Given instruction:
Find how many lines of the listing include the string "heater", and report only that figure.

(Stored entries)
● ● ●

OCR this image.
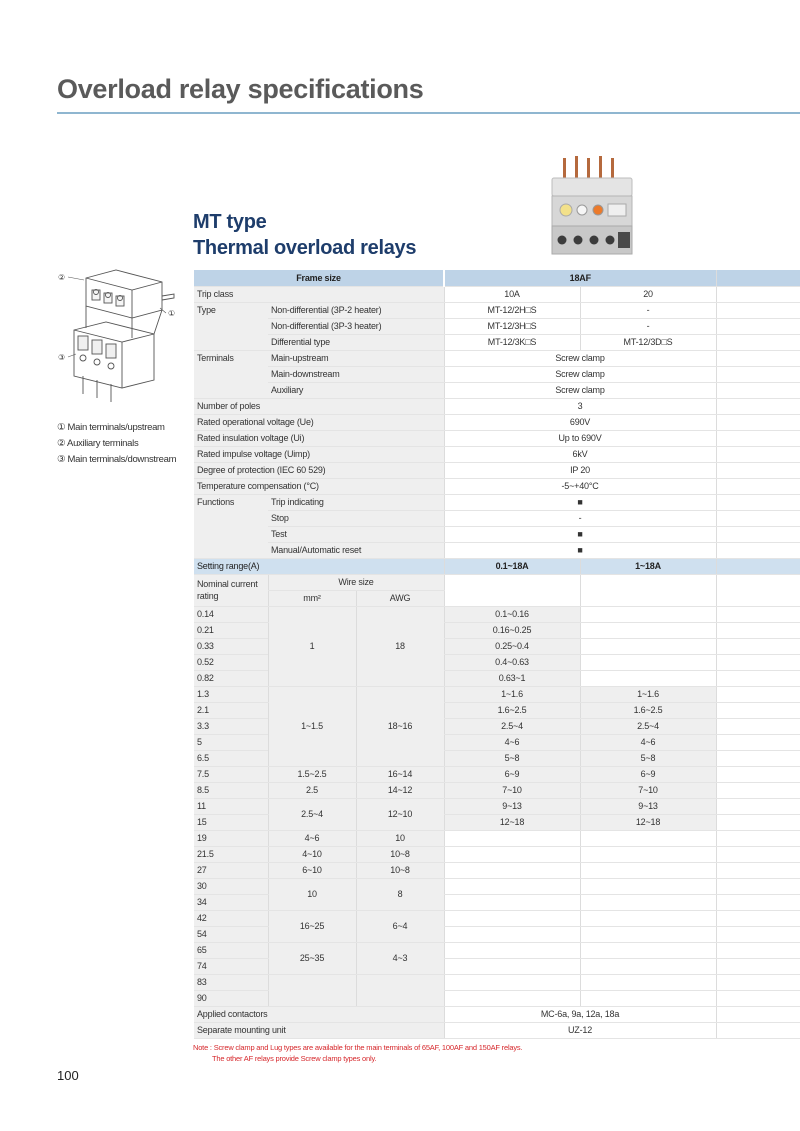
Overload relay specifications
MT type
Thermal overload relays
②
①
③
① Main terminals/upstream
② Auxiliary terminals
③ Main terminals/downstream
Frame size			18AF		
Trip class			10A	20	
Type	Non-differential (3P-2 heater)		MT-12/2H□S	-	
	Non-differential (3P-3 heater)		MT-12/3H□S	-	
	Differential type		MT-12/3K□S	MT-12/3D□S	
Terminals	Main-upstream		Screw clamp		
	Main-downstream		Screw clamp		
	Auxiliary		Screw clamp		
Number of poles			3		
Rated operational voltage (Ue)			690V		
Rated insulation voltage (Ui)			Up to 690V		
Rated impulse voltage (Uimp)			6kV		
Degree of protection (IEC 60 529)			IP 20		
Temperature compensation (°C)			-5~+40°C		
Functions	Trip indicating		■		
	Stop		-		
	Test		■		
	Manual/Automatic reset		■		
Setting range(A)			0.1~18A	1~18A	
Nominal current rating	Wire size				
	mm²	AWG			
0.14	1	18	0.1~0.16		
0.21			0.16~0.25		
0.33			0.25~0.4		
0.52			0.4~0.63		
0.82			0.63~1		
1.3	1~1.5	18~16	1~1.6	1~1.6	
2.1			1.6~2.5	1.6~2.5	
3.3			2.5~4	2.5~4	
5			4~6	4~6	
6.5			5~8	5~8	
7.5	1.5~2.5	16~14	6~9	6~9	
8.5	2.5	14~12	7~10	7~10	
11	2.5~4	12~10	9~13	9~13	
15			12~18	12~18	
19	4~6	10			
21.5	4~10	10~8			
27	6~10	10~8			
30	10	8			
34					
42	16~25	6~4			
54					
65	25~35	4~3			
74					
83					
90					
Applied contactors			MC-6a, 9a, 12a, 18a		
Separate mounting unit			UZ-12		
Note : Screw clamp and Lug types are available for the main terminals of 65AF, 100AF and 150AF relays.
The other AF relays provide Screw clamp types only.
100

● ● ●

Task answer:
2